(Saved data entries)
....

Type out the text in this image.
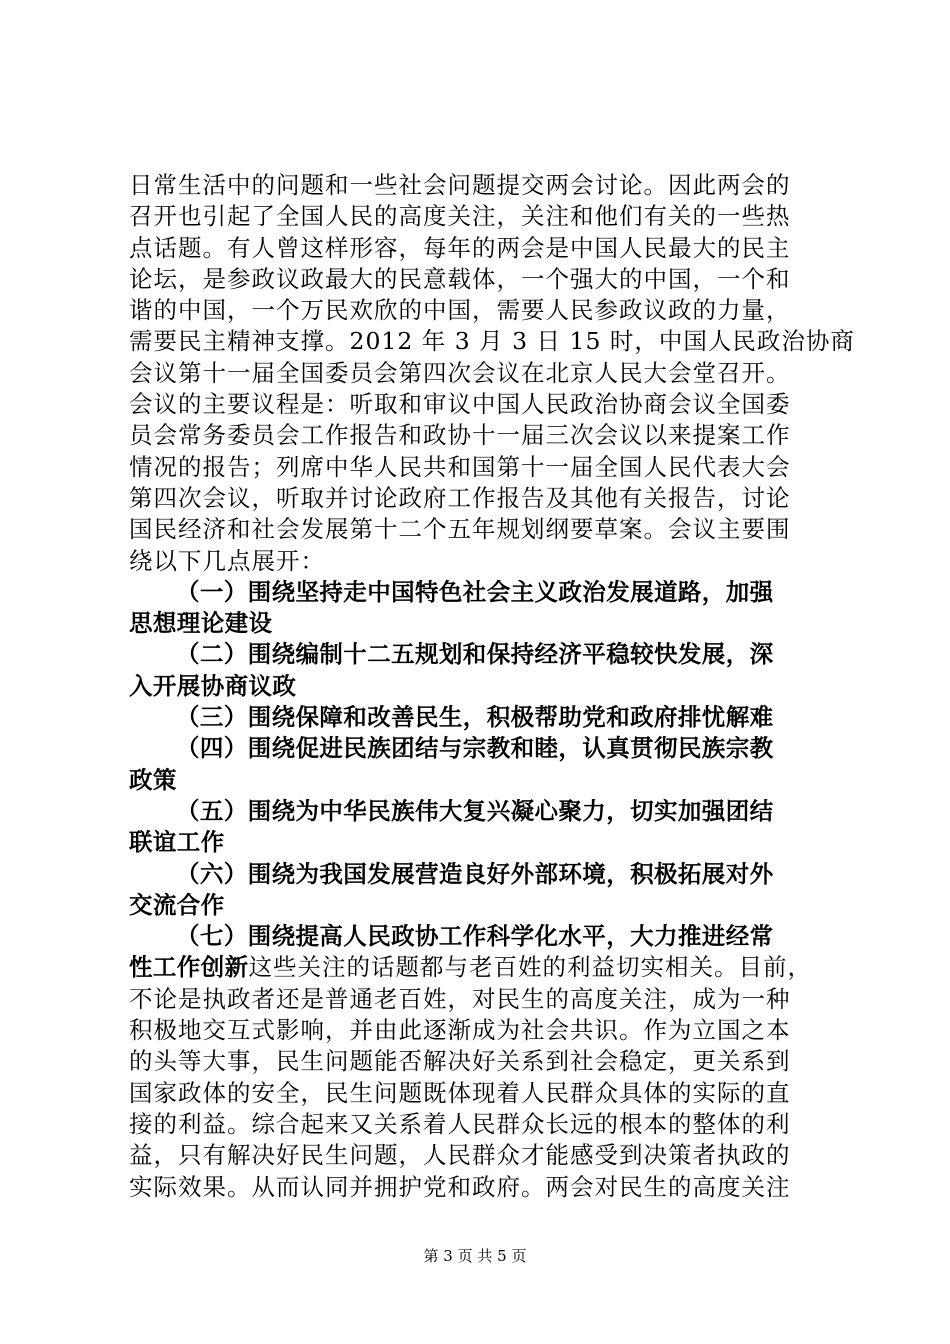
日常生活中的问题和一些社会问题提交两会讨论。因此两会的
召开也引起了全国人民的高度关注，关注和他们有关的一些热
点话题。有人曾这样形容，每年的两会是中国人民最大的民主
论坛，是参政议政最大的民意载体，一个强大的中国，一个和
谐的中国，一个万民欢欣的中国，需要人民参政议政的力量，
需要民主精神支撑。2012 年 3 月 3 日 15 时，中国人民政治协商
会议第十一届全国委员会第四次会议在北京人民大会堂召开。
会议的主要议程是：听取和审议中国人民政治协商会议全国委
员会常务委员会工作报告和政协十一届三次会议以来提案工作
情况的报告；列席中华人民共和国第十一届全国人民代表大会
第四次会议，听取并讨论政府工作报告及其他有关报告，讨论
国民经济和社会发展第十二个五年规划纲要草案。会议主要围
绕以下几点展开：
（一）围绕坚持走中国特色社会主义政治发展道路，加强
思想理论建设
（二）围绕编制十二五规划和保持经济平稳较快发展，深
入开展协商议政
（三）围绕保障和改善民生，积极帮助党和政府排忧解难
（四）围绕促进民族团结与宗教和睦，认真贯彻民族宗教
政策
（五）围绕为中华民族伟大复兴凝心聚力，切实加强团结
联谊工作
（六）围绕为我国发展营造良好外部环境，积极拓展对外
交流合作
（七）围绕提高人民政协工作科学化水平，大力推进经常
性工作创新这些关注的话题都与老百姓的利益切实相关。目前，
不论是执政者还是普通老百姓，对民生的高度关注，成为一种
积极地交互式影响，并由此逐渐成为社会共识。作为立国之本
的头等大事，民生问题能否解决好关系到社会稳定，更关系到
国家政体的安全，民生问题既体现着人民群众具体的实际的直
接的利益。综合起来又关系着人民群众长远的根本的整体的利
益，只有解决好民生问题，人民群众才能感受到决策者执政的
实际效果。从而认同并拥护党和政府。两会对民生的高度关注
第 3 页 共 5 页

....

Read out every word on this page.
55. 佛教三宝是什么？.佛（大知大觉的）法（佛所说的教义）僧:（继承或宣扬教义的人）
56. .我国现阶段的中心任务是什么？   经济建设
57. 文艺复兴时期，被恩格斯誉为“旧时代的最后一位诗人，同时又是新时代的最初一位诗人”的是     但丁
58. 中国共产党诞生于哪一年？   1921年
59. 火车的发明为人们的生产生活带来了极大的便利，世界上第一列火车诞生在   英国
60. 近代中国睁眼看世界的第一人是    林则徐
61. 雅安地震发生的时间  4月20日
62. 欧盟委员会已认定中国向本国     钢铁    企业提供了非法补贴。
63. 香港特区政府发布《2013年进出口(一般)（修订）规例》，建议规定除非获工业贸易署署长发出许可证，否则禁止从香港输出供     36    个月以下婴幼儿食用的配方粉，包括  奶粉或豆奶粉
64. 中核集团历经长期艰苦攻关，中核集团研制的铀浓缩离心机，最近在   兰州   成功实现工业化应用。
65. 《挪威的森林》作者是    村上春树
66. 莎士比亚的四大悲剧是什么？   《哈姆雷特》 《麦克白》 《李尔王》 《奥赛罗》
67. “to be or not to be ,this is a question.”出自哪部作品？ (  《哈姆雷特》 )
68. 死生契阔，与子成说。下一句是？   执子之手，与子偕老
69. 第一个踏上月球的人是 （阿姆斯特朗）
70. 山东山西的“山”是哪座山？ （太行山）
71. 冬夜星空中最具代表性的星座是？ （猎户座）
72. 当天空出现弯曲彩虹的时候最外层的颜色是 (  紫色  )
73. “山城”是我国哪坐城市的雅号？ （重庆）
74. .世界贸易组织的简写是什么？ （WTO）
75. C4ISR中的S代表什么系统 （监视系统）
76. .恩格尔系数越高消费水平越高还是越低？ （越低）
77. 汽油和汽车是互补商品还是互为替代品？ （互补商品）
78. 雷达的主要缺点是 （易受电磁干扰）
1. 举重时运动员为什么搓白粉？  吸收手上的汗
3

....

* [Description of the task]
Identify and copy the lines holding the word "this".

* [Written solution]
Type out the text in this image.
Read out every word on this page.
67. “to be or not to be ,this is a question.”出自哪部作品？ (  《哈姆雷特》 )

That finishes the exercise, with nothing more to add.